▼

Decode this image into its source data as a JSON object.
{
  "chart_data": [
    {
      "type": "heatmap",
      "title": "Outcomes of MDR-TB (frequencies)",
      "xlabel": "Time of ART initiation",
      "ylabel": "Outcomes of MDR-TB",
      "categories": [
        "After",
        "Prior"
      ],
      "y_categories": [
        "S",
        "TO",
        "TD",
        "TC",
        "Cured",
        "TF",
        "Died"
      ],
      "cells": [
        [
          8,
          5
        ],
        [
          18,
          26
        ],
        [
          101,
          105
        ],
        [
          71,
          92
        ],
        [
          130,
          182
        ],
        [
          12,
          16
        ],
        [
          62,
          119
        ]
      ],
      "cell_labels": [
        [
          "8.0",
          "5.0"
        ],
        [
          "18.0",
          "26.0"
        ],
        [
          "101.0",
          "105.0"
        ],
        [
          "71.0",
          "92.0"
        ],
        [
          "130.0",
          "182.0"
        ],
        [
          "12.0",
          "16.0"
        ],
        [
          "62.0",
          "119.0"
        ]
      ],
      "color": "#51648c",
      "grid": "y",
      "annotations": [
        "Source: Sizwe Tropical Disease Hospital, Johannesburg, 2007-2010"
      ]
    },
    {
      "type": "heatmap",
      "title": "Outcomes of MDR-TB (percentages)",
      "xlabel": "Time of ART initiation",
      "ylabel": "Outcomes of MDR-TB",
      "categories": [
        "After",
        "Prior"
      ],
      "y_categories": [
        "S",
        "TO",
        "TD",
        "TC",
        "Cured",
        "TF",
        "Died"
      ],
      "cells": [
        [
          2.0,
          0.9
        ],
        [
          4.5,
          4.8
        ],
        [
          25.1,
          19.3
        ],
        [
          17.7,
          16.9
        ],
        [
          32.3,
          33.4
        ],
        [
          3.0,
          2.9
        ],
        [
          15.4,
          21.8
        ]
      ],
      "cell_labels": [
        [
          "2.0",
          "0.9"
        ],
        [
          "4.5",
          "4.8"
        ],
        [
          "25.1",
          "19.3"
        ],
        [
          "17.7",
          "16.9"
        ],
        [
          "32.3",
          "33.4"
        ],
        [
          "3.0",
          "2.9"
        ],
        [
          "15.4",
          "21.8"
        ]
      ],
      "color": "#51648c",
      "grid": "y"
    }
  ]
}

▲

=== Task to carry out ===
Output an exact copy of each record.

=== Exercise response ===
Decode this image into its source data as a JSON object.
{
  "chart_data": [
    {
      "type": "heatmap",
      "title": "Outcomes of MDR-TB (frequencies)",
      "xlabel": "Time of ART initiation",
      "ylabel": "Outcomes of MDR-TB",
      "categories": [
        "After",
        "Prior"
      ],
      "y_categories": [
        "S",
        "TO",
        "TD",
        "TC",
        "Cured",
        "TF",
        "Died"
      ],
      "cells": [
        [
          8,
          5
        ],
        [
          18,
          26
        ],
        [
          101,
          105
        ],
        [
          71,
          92
        ],
        [
          130,
          182
        ],
        [
          12,
          16
        ],
        [
          62,
          119
        ]
      ],
      "cell_labels": [
        [
          "8.0",
          "5.0"
        ],
        [
          "18.0",
          "26.0"
        ],
        [
          "101.0",
          "105.0"
        ],
        [
          "71.0",
          "92.0"
        ],
        [
          "130.0",
          "182.0"
        ],
        [
          "12.0",
          "16.0"
        ],
        [
          "62.0",
          "119.0"
        ]
      ],
      "color": "#51648c",
      "grid": "y",
      "annotations": [
        "Source: Sizwe Tropical Disease Hospital, Johannesburg, 2007-2010"
      ]
    },
    {
      "type": "heatmap",
      "title": "Outcomes of MDR-TB (percentages)",
      "xlabel": "Time of ART initiation",
      "ylabel": "Outcomes of MDR-TB",
      "categories": [
        "After",
        "Prior"
      ],
      "y_categories": [
        "S",
        "TO",
        "TD",
        "TC",
        "Cured",
        "TF",
        "Died"
      ],
      "cells": [
        [
          2.0,
          0.9
        ],
        [
          4.5,
          4.8
        ],
        [
          25.1,
          19.3
        ],
        [
          17.7,
          16.9
        ],
        [
          32.3,
          33.4
        ],
        [
          3.0,
          2.9
        ],
        [
          15.4,
          21.8
        ]
      ],
      "cell_labels": [
        [
          "2.0",
          "0.9"
        ],
        [
          "4.5",
          "4.8"
        ],
        [
          "25.1",
          "19.3"
        ],
        [
          "17.7",
          "16.9"
        ],
        [
          "32.3",
          "33.4"
        ],
        [
          "3.0",
          "2.9"
        ],
        [
          "15.4",
          "21.8"
        ]
      ],
      "color": "#51648c",
      "grid": "y"
    }
  ]
}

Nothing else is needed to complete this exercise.